***** Supplied entries

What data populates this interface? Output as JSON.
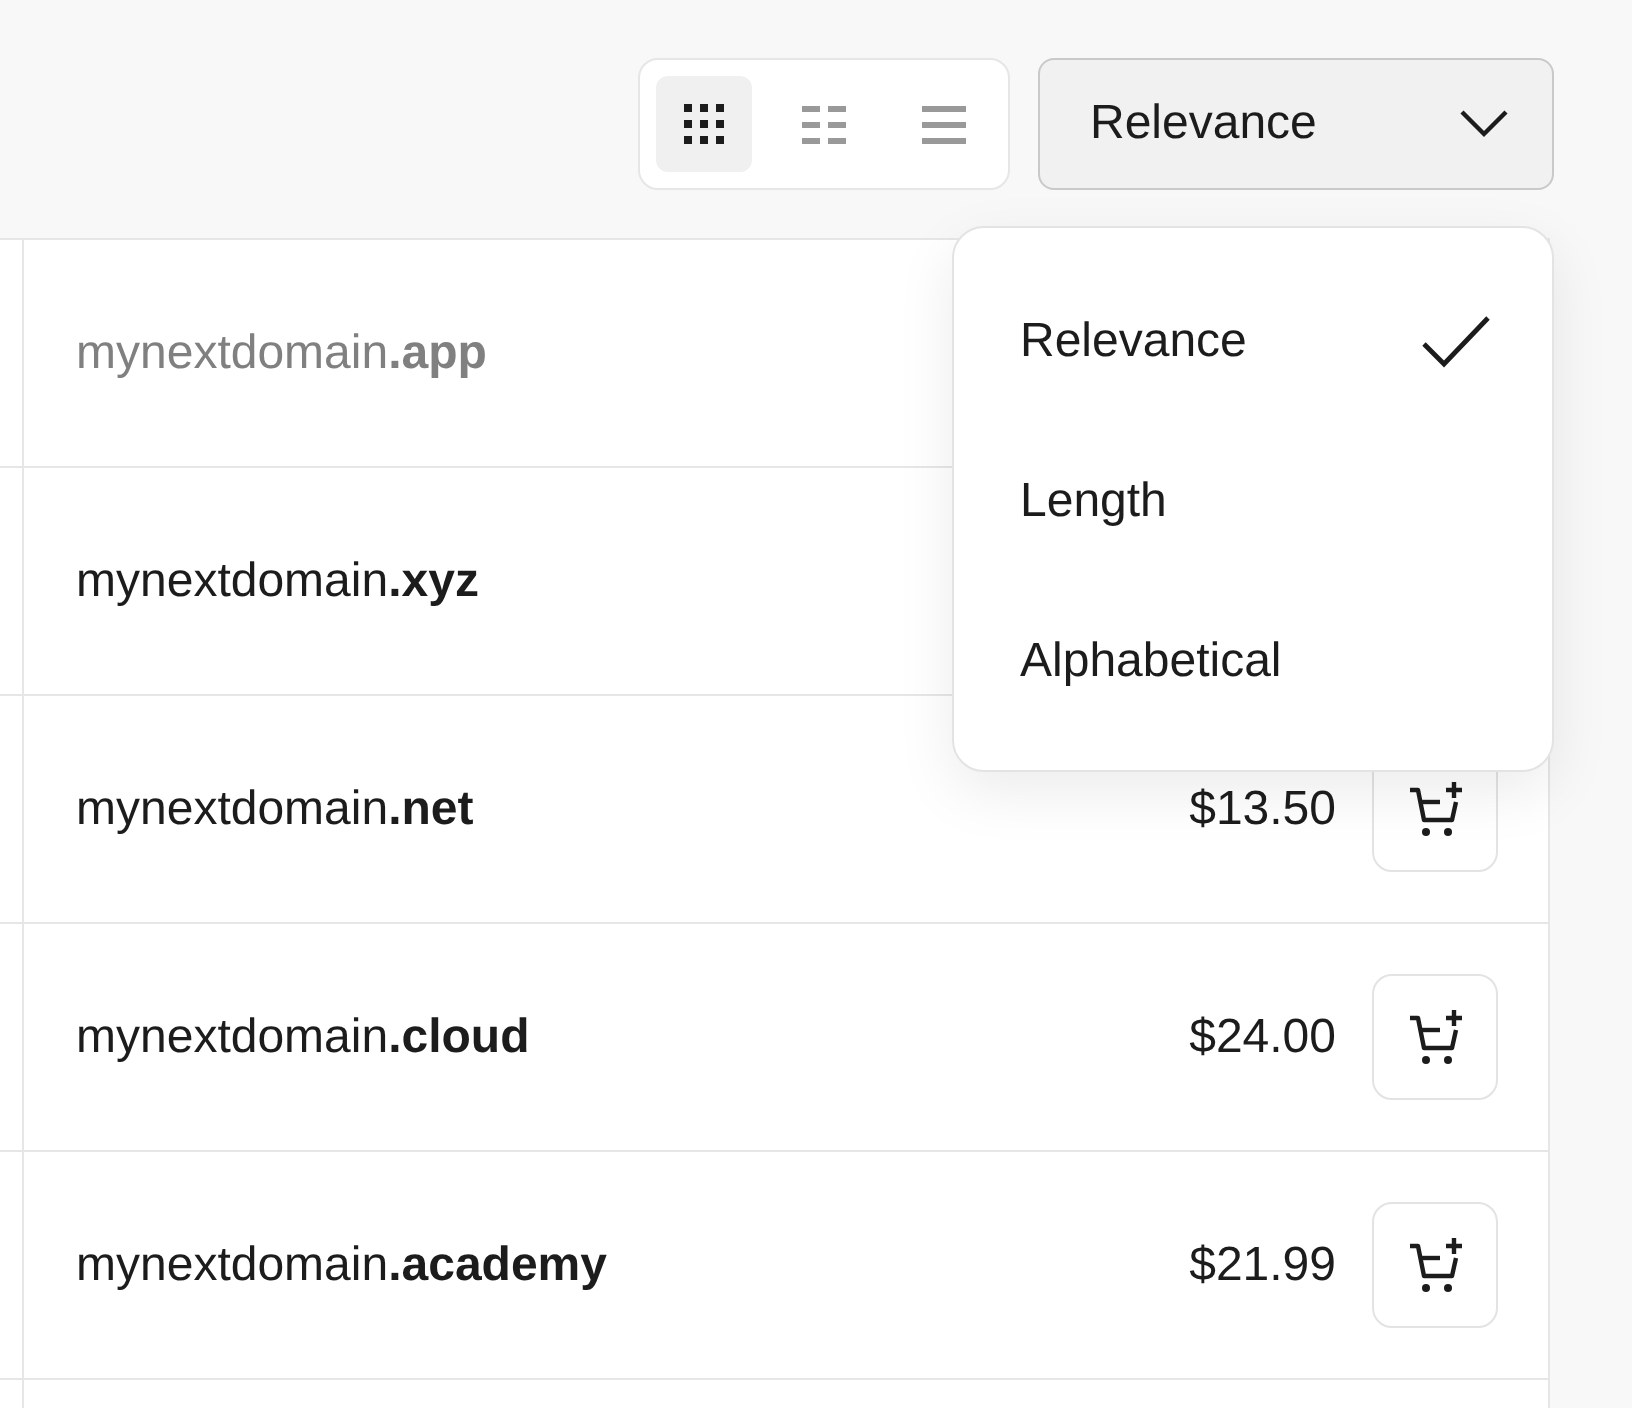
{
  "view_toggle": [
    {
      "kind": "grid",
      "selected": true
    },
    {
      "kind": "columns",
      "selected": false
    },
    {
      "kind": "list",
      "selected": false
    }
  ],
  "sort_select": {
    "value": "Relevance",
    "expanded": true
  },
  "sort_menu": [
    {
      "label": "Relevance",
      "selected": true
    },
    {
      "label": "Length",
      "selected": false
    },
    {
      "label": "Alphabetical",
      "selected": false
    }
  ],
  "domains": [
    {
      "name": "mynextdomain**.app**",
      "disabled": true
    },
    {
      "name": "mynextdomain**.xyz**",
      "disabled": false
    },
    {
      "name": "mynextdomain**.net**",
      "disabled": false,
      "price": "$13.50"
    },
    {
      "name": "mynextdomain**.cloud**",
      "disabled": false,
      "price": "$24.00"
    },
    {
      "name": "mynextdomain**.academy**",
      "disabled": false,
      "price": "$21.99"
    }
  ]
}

**********
***** Supplied entries

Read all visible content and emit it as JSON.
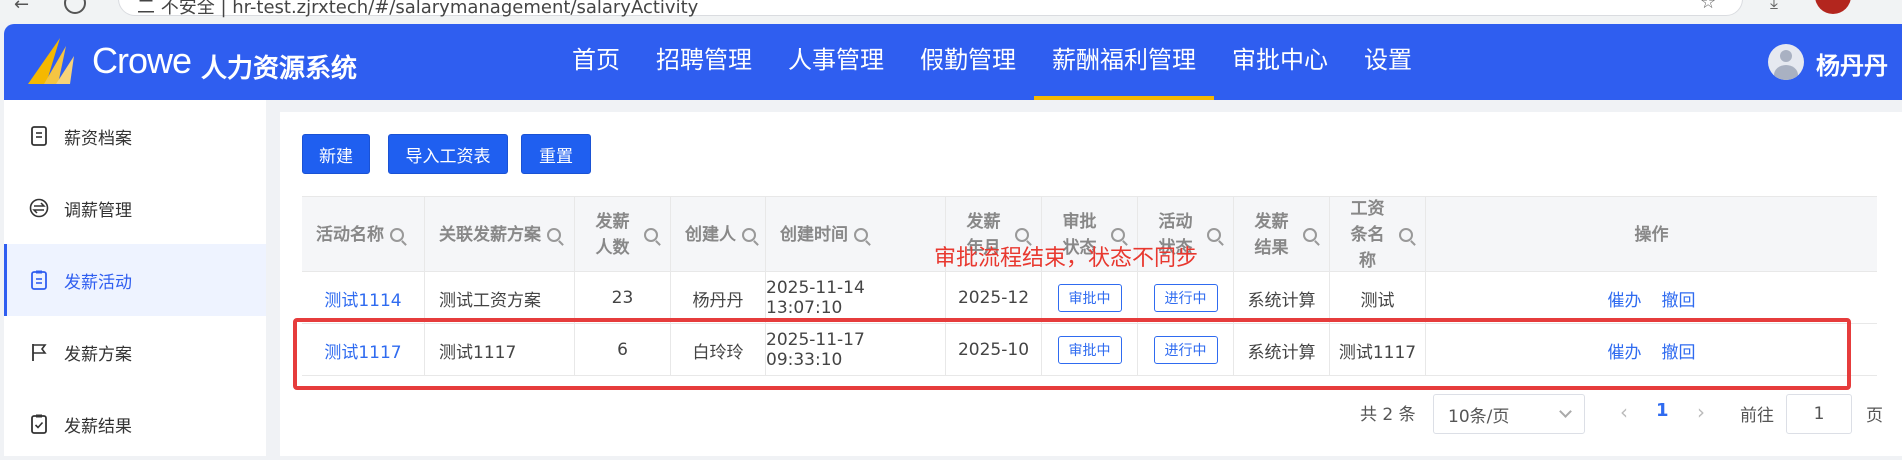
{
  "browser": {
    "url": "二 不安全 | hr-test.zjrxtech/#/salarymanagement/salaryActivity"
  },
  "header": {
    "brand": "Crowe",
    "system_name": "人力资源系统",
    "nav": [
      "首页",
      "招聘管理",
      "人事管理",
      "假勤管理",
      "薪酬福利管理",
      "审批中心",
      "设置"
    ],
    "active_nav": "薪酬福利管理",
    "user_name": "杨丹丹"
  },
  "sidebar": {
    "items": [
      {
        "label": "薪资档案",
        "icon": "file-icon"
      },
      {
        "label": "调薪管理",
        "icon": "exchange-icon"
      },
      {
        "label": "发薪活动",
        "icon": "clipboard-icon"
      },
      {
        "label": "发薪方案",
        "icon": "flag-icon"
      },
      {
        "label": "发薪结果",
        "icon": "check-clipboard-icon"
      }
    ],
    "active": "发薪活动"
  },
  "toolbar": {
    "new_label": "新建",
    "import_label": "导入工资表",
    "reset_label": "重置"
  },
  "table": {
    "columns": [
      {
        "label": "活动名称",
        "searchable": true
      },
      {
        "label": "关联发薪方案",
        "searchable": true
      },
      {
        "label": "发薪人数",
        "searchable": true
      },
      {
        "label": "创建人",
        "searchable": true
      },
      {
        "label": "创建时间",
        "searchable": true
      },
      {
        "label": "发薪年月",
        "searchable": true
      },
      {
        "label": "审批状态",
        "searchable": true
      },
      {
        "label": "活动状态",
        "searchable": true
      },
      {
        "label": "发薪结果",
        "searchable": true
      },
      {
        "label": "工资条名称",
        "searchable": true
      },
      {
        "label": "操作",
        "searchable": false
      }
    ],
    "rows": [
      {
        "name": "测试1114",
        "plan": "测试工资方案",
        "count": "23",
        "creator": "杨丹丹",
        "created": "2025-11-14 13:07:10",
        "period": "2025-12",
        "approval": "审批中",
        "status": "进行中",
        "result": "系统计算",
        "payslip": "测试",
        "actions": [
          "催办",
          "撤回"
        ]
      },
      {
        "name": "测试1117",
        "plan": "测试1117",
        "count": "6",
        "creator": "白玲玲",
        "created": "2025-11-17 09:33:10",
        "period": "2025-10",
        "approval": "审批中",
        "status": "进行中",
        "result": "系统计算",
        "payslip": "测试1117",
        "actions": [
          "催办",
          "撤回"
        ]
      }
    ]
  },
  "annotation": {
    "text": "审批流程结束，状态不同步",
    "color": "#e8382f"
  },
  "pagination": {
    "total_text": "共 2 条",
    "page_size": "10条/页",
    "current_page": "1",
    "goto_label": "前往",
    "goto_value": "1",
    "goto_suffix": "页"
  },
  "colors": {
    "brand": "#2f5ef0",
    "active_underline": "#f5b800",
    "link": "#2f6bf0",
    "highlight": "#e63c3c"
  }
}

**********

In the entries above, some lines may contain the string "mynextdomain"; report how many, without additional comment.

5